Instrução a
Transcreva sem nenhuma alteração as linhas dos registros, começando pela primeira delas e seguindo até a linha que contém "45, 117, 75]", incluída esta.

Trecho
O dólar à vista fechou no nível de R$ 5,70 pela primeira vez desde 5 de agosto, com a divisa americana ganhando força tanto entre pares fortes quanto entre divisas emergentes e exportadoras de commodities, em mais um dia de “Trump trade”, com antecipação de uma possível vitória do republicano Donald Trump nas eleições americanas. A falta de novidades do governo brasileiro sobre potencial corte de gastos, levando a persistência de ruídos fiscais, a maior cautela sobre cortes de juros do Federal Reserve (Fed, BC americano) e a frustração com as perspectivas de crescimento da China também ficaram no radar.
A moeda americana à vista fechou em alta de 0,75%, a R$ 5,7051, acumulando ganho de 0,11% na semana e de 4,73% no mês de outubro. Já o índice DXY, que mede a variação da moeda americana ante uma cesta de pares fortes, teve alta de 0,25% hoje e de 0,79% ante sexta-feira passada, a 104,313 pontos.
Na avaliação do economista-chefe da Western Asset, Adauto Lima, a maior pressão no câmbio nesta sexta-feira é externa, com fortalecimento do dólar globalmente por dois motivos. “O primeiro é eleição americana com mercado colocando risco de que o candidato republicano Donald Trump seja eleito. E o segundo é o fato de que dados americanos continuam vindo fortes desde a última reunião do Federal Reserve (Fed)”, comenta.

Informações extraídas
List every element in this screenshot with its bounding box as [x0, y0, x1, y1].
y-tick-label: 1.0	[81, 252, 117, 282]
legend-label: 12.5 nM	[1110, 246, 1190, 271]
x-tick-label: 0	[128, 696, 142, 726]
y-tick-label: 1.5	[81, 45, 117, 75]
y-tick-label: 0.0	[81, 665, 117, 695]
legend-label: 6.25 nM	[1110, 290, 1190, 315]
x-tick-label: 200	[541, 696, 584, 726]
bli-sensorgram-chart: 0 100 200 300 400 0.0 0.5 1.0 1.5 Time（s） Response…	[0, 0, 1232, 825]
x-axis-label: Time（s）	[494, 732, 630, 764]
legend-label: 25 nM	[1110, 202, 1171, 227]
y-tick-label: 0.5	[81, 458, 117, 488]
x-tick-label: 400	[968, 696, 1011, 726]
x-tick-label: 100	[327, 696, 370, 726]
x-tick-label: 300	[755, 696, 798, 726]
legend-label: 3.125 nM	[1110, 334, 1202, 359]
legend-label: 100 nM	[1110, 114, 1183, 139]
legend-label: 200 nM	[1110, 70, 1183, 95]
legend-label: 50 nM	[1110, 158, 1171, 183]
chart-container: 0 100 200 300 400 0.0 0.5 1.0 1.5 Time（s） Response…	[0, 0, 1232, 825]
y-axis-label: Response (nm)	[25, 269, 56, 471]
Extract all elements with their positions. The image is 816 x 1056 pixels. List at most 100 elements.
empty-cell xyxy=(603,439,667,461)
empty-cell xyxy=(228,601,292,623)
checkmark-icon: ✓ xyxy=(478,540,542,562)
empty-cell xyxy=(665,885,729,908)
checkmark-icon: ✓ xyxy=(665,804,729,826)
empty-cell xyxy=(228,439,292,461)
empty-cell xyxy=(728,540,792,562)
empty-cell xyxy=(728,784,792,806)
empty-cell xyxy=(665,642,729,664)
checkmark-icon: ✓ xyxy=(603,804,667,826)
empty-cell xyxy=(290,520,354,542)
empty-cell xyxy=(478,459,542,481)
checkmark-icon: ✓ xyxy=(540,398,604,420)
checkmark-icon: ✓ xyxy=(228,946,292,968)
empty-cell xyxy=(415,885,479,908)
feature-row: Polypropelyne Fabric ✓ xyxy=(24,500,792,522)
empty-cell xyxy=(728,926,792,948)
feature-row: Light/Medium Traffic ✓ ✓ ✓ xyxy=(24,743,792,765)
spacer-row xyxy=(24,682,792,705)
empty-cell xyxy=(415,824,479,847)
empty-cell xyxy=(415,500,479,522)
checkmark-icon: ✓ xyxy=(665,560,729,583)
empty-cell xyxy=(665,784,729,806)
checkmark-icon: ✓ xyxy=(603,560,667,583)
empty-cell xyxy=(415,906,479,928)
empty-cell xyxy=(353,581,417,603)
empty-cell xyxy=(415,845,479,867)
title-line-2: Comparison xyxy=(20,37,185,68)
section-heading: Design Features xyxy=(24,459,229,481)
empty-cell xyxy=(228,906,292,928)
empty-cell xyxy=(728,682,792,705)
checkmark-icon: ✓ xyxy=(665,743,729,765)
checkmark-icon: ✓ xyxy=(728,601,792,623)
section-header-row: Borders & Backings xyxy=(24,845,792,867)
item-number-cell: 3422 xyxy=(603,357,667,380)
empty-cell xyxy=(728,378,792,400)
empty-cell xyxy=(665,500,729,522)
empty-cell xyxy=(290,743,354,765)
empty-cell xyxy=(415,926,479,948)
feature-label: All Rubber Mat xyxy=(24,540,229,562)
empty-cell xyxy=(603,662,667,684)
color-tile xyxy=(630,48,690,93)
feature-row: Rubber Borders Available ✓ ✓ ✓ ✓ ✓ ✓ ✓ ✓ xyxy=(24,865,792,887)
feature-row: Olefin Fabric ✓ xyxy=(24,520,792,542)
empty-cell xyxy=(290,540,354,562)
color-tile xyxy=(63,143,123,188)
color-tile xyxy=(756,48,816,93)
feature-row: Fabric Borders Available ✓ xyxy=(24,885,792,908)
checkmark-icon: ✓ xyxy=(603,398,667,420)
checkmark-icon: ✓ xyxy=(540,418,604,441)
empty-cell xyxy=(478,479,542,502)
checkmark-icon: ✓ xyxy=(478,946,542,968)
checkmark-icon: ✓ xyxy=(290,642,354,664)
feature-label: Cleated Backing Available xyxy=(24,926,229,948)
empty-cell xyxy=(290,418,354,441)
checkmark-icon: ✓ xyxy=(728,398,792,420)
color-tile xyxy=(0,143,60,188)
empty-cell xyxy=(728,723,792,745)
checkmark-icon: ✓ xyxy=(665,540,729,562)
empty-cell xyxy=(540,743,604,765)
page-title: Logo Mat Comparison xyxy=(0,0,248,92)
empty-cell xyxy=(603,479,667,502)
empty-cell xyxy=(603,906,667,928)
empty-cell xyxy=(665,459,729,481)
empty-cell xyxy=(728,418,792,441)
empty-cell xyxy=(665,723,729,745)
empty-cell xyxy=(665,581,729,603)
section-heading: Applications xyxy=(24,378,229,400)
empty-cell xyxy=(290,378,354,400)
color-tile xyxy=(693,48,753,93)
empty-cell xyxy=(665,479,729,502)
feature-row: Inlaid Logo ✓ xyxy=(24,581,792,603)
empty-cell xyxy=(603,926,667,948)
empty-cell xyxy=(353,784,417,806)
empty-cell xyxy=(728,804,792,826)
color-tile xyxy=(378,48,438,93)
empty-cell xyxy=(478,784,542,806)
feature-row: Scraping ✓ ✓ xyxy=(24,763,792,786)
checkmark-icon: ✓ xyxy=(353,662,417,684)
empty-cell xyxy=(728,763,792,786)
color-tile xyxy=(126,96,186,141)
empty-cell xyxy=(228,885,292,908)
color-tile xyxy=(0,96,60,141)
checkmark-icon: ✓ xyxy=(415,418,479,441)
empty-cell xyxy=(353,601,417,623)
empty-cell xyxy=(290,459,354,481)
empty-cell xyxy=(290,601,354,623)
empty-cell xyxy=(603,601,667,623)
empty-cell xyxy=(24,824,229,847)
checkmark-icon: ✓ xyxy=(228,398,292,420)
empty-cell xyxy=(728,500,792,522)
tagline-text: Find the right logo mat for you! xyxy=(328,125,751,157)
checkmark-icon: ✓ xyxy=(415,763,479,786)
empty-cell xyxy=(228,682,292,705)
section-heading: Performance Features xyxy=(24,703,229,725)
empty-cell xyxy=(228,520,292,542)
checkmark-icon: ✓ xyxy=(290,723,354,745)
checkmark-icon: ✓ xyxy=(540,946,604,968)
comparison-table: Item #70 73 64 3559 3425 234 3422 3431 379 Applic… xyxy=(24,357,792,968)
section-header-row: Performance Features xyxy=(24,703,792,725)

Instrução b
De acordo com o trecho, qual foi o ganho acumulado pelo dólar à vista no mês de outubro?

Resposta desenvolvida a
List every element in this screenshot with its bounding box as [x0, y0, x1, y1].
y-tick-label: 1.0	[81, 252, 117, 282]
legend-label: 12.5 nM	[1110, 246, 1190, 271]
x-tick-label: 0	[128, 696, 142, 726]
y-tick-label: 1.5	[81, 45, 117, 75]

Resposta desenvolvida b
4,73%.